### PROBLEMA
Repita sem alterações as linhas da listagem, da linha com "- portrait-illustration: [690, 772, 1193, 1392]" até a linha com "- photo-name-label: Professor", incluindo ambas.
━━ SEÇÃO DE DADOS ━━
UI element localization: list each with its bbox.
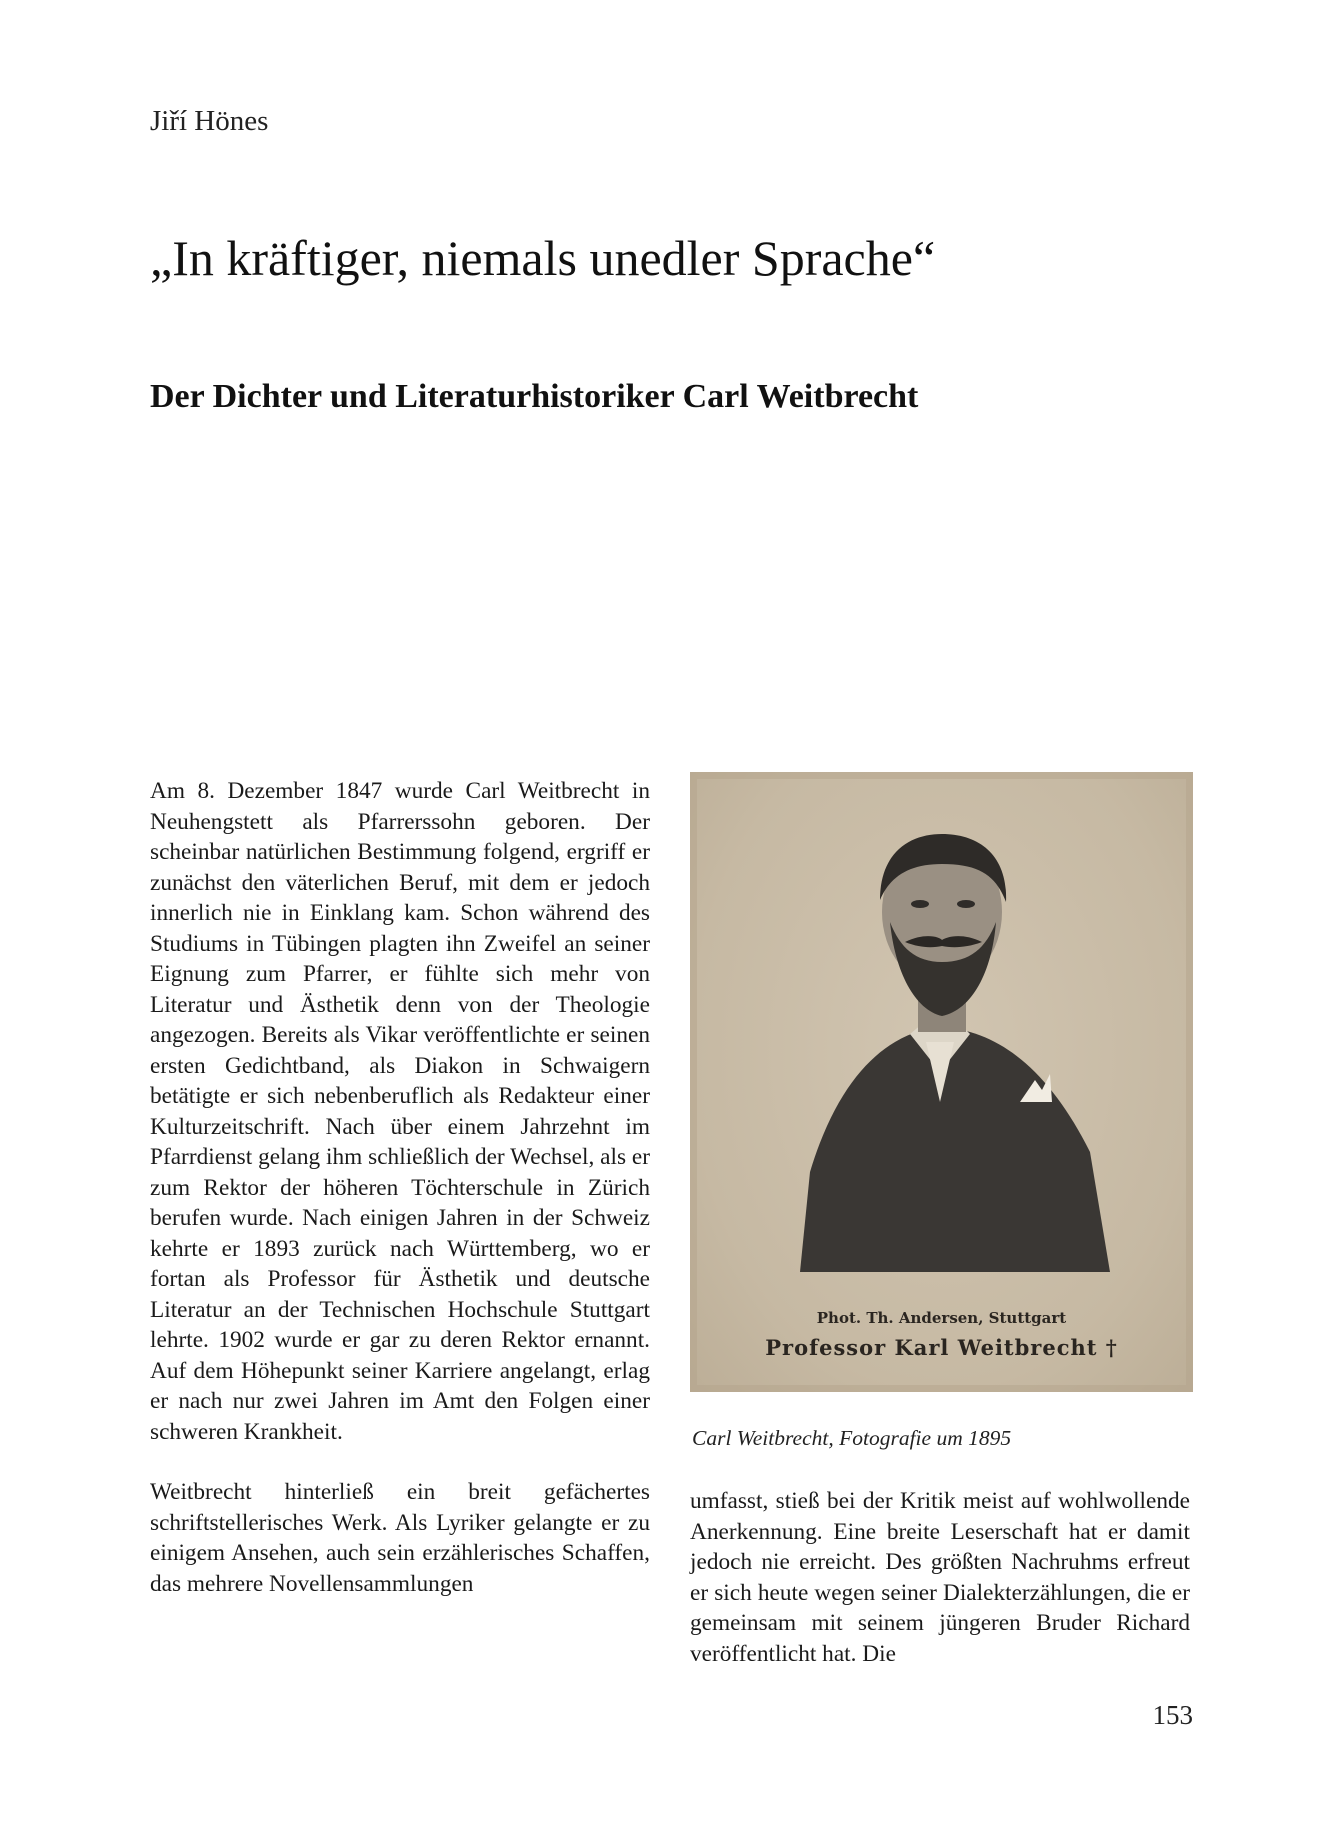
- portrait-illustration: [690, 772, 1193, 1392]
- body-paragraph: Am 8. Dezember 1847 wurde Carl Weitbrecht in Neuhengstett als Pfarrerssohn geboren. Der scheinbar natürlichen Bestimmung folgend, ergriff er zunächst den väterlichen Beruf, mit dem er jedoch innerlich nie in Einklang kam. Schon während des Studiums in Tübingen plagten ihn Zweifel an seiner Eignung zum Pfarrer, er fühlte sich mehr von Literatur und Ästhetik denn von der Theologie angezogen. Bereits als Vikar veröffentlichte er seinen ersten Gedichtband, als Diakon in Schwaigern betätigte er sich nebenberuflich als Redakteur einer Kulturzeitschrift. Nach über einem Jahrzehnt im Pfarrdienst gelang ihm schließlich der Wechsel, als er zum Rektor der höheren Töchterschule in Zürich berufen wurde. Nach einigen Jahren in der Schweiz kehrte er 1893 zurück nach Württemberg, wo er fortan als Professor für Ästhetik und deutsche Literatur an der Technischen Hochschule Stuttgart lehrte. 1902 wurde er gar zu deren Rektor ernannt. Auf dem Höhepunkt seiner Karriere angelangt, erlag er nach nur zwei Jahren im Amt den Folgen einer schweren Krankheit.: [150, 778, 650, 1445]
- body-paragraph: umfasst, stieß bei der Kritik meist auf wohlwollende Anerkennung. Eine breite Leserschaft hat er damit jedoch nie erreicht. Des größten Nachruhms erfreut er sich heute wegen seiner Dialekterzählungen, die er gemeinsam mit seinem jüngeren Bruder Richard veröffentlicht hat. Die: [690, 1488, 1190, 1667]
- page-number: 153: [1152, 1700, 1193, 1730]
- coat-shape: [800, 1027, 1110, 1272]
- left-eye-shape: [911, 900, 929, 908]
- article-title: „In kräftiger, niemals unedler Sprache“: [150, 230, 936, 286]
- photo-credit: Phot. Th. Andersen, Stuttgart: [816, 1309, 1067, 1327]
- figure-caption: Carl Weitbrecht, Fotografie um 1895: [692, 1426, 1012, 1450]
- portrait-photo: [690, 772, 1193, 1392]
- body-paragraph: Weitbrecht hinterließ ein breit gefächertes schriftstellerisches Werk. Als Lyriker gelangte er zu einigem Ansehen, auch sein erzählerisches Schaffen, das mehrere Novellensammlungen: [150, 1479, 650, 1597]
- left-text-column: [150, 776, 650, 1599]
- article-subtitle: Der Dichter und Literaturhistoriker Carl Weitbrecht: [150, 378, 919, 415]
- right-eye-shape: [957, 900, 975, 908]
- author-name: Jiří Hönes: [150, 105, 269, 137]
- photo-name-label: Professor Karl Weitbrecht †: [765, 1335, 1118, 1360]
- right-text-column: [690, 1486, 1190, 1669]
━━━
━━ SEÇÃO DE DADOS ━━
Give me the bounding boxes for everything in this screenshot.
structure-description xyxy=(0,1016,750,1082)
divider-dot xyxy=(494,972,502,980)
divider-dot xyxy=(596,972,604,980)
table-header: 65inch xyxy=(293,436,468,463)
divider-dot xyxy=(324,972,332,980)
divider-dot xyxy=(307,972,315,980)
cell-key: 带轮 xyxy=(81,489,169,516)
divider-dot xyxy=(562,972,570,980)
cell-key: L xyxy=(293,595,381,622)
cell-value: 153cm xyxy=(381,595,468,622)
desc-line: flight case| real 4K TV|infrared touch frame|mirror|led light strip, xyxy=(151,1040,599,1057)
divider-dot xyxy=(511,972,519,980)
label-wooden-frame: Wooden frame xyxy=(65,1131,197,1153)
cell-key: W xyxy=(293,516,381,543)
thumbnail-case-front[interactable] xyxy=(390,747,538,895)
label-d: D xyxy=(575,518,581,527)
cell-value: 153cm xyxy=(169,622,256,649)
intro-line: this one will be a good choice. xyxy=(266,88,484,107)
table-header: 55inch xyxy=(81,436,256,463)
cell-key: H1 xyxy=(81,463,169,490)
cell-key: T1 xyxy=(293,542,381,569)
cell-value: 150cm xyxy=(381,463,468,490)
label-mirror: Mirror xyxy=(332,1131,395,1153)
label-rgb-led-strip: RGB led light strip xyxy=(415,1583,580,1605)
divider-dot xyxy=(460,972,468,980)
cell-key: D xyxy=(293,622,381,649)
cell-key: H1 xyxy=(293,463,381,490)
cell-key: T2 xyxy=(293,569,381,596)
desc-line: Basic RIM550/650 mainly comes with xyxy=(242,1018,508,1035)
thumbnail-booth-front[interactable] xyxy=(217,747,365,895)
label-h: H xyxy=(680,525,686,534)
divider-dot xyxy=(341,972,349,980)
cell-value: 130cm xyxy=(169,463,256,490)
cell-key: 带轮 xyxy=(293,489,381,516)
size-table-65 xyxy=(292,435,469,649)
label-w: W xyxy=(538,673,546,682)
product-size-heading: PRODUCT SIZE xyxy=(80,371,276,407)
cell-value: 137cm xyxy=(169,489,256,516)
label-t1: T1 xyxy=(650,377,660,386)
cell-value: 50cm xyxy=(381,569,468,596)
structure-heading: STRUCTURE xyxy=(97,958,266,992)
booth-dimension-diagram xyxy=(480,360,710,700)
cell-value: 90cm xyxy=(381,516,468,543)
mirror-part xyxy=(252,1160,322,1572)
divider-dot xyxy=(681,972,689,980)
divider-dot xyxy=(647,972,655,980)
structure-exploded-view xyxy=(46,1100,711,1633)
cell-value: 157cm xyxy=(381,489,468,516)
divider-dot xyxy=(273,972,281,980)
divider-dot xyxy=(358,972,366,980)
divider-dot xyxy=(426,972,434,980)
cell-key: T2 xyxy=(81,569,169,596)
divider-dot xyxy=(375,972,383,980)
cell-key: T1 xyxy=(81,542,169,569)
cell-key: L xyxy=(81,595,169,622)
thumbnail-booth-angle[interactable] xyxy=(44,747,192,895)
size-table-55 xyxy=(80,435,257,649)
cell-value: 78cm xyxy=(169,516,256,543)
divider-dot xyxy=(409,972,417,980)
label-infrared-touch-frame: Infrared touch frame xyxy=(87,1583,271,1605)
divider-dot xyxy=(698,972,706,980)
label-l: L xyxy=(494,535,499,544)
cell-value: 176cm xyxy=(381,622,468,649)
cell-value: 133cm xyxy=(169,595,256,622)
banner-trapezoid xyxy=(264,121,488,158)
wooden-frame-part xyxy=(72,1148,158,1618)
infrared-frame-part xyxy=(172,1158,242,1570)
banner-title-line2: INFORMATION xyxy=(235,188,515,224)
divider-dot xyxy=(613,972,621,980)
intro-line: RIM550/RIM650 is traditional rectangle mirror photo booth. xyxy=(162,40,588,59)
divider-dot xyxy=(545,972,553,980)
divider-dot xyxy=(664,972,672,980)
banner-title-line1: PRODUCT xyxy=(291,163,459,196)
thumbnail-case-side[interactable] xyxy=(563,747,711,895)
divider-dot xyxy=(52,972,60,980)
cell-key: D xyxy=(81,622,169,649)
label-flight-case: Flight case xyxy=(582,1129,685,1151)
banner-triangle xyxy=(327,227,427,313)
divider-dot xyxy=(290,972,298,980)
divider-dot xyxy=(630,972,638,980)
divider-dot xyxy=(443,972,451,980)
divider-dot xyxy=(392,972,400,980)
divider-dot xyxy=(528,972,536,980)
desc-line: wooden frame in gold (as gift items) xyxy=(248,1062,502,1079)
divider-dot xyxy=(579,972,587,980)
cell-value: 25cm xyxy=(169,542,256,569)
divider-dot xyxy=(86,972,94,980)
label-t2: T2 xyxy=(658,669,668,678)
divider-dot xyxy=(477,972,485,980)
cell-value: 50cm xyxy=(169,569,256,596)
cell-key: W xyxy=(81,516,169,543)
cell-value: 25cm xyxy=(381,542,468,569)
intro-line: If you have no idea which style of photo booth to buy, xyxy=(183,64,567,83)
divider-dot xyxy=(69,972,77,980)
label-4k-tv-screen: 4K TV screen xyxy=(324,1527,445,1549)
━━━
### RESULTADO DO EXERCÍCIO
- portrait-illustration: [690, 772, 1193, 1392]
- body-paragraph: Am 8. Dezember 1847 wurde Carl Weitbrecht in Neuhengstett als Pfarrerssohn geboren. Der scheinbar natürlichen Bestimmung folgend, ergriff er zunächst den väterlichen Beruf, mit dem er jedoch innerlich nie in Einklang kam. Schon während des Studiums in Tübingen plagten ihn Zweifel an seiner Eignung zum Pfarrer, er fühlte sich mehr von Literatur und Ästhetik denn von der Theologie angezogen. Bereits als Vikar veröffentlichte er seinen ersten Gedichtband, als Diakon in Schwaigern betätigte er sich nebenberuflich als Redakteur einer Kulturzeitschrift. Nach über einem Jahrzehnt im Pfarrdienst gelang ihm schließlich der Wechsel, als er zum Rektor der höheren Töchterschule in Zürich berufen wurde. Nach einigen Jahren in der Schweiz kehrte er 1893 zurück nach Württemberg, wo er fortan als Professor für Ästhetik und deutsche Literatur an der Technischen Hochschule Stuttgart lehrte. 1902 wurde er gar zu deren Rektor ernannt. Auf dem Höhepunkt seiner Karriere angelangt, erlag er nach nur zwei Jahren im Amt den Folgen einer schweren Krankheit.: [150, 778, 650, 1445]
- body-paragraph: umfasst, stieß bei der Kritik meist auf wohlwollende Anerkennung. Eine breite Leserschaft hat er damit jedoch nie erreicht. Des größten Nachruhms erfreut er sich heute wegen seiner Dialekterzählungen, die er gemeinsam mit seinem jüngeren Bruder Richard veröffentlicht hat. Die: [690, 1488, 1190, 1667]
- page-number: 153: [1152, 1700, 1193, 1730]
- coat-shape: [800, 1027, 1110, 1272]
- left-eye-shape: [911, 900, 929, 908]
- article-title: „In kräftiger, niemals unedler Sprache“: [150, 230, 936, 286]
- photo-credit: Phot. Th. Andersen, Stuttgart: [816, 1309, 1067, 1327]
- figure-caption: Carl Weitbrecht, Fotografie um 1895: [692, 1426, 1012, 1450]
- portrait-photo: [690, 772, 1193, 1392]
- body-paragraph: Weitbrecht hinterließ ein breit gefächertes schriftstellerisches Werk. Als Lyriker gelangte er zu einigem Ansehen, auch sein erzählerisches Schaffen, das mehrere Novellensammlungen: [150, 1479, 650, 1597]
- left-text-column: [150, 776, 650, 1599]
- article-subtitle: Der Dichter und Literaturhistoriker Carl Weitbrecht: [150, 378, 919, 415]
- right-eye-shape: [957, 900, 975, 908]
- author-name: Jiří Hönes: [150, 105, 269, 137]
- photo-name-label: Professor Karl Weitbrecht †: [765, 1335, 1118, 1360]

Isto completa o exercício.